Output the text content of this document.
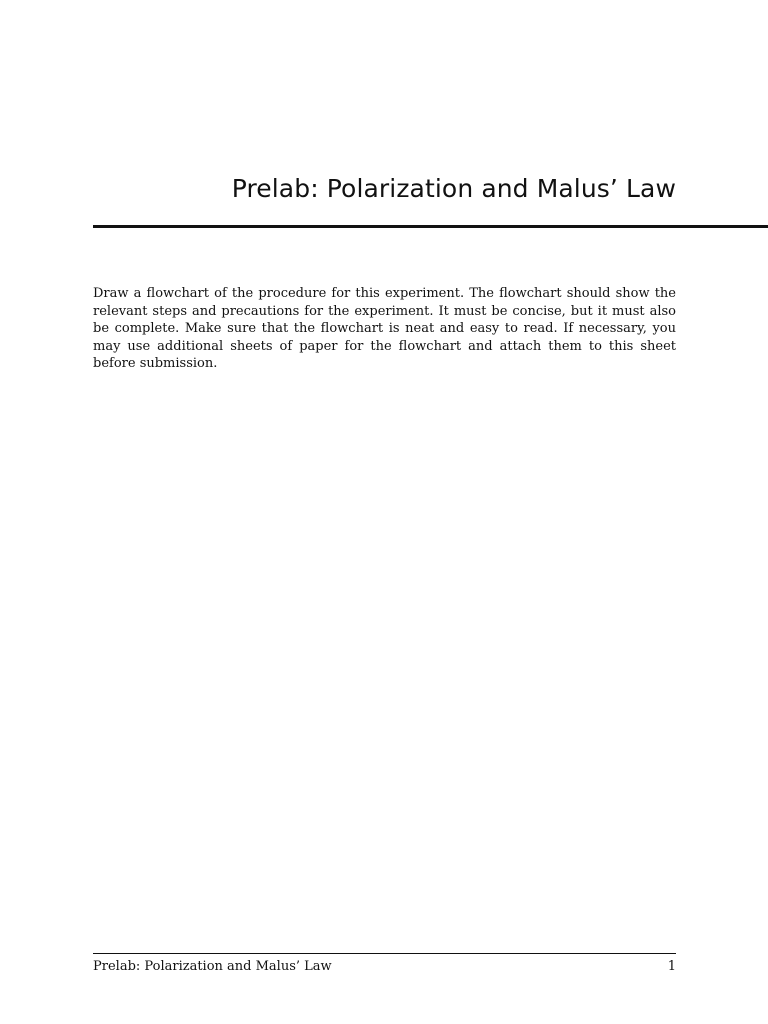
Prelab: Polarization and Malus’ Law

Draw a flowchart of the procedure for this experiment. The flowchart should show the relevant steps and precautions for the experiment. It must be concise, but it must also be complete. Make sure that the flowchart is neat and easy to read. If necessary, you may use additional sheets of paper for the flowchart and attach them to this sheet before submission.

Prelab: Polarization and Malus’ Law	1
* * *
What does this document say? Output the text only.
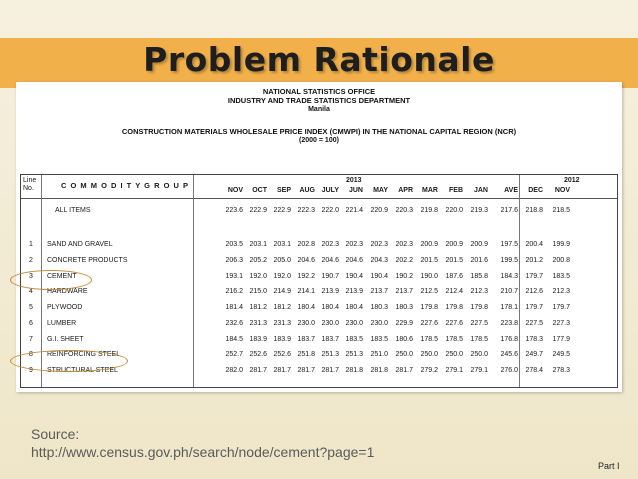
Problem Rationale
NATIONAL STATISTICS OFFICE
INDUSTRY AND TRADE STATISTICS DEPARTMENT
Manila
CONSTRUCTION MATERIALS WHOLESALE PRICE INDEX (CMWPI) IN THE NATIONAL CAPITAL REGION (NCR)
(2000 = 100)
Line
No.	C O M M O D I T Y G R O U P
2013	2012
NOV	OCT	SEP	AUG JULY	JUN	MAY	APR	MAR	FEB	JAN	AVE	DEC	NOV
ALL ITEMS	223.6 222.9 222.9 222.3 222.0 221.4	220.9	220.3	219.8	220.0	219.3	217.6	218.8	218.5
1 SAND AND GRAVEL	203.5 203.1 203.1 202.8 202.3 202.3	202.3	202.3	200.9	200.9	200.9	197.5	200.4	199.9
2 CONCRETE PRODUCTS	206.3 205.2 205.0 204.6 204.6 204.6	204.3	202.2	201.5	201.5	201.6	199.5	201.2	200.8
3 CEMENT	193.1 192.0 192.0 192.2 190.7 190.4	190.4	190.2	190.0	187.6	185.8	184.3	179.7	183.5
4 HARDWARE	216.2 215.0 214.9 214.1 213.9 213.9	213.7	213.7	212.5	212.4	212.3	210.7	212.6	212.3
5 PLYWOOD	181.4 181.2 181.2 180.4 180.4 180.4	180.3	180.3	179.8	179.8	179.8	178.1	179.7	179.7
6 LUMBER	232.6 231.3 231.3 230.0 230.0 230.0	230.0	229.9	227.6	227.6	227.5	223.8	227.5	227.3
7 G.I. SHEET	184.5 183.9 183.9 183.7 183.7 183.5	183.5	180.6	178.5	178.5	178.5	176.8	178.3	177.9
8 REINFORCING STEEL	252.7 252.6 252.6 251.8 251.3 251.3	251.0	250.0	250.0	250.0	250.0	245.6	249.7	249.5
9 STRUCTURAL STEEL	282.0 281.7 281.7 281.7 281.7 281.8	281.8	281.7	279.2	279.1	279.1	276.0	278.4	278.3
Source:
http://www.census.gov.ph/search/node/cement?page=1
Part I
---
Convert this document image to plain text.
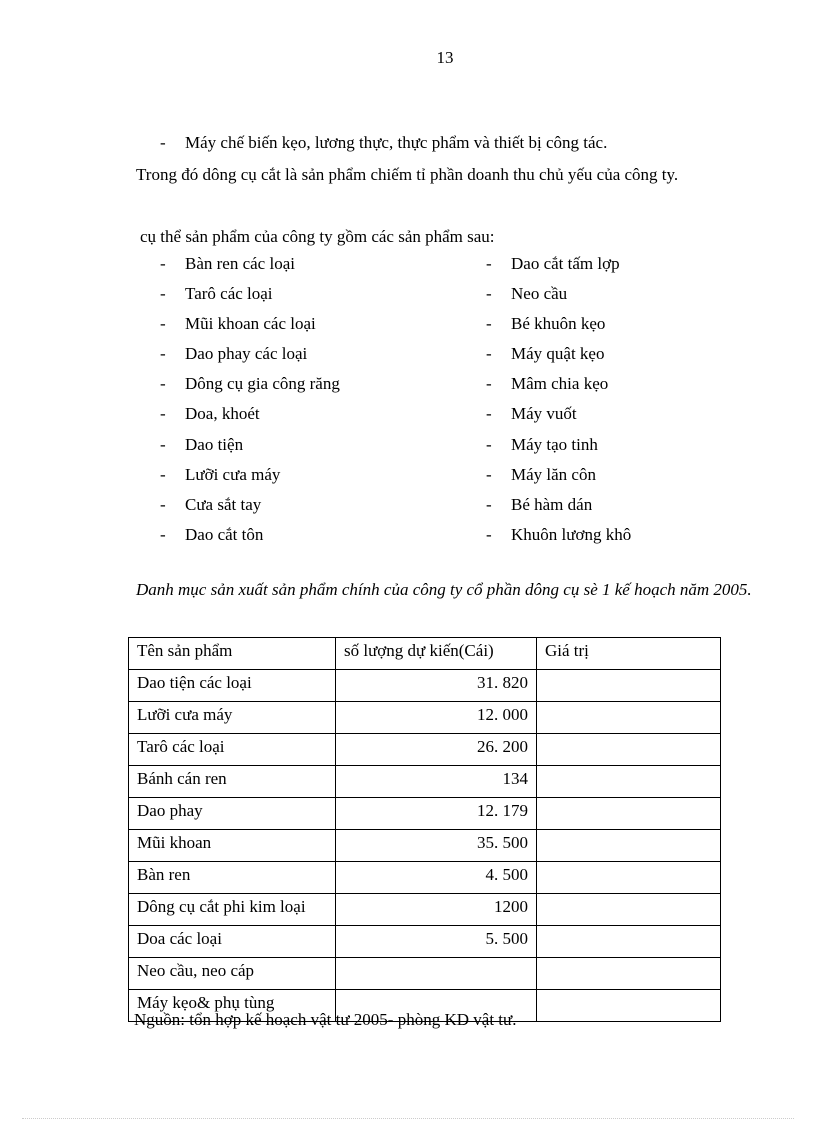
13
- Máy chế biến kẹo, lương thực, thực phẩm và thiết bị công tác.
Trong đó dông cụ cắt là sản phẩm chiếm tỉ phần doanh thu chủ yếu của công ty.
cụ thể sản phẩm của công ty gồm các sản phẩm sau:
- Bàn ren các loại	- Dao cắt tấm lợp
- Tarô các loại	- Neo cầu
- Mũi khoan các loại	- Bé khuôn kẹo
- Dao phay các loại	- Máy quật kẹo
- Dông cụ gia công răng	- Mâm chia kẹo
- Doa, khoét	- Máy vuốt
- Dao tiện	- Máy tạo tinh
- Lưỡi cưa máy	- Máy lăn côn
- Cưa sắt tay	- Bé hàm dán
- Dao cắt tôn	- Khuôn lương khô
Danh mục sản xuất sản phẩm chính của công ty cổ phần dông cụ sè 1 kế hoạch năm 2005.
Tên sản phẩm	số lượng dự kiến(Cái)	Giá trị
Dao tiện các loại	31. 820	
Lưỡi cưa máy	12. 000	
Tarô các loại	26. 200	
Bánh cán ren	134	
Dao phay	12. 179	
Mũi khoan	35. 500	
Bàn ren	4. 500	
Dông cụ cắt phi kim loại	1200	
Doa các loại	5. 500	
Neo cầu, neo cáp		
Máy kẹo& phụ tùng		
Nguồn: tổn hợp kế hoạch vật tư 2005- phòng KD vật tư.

▶ [What is required]: Report the number of lines in the listing above that include the word "phần", and nothing else.

▶ [Result for this task]: 2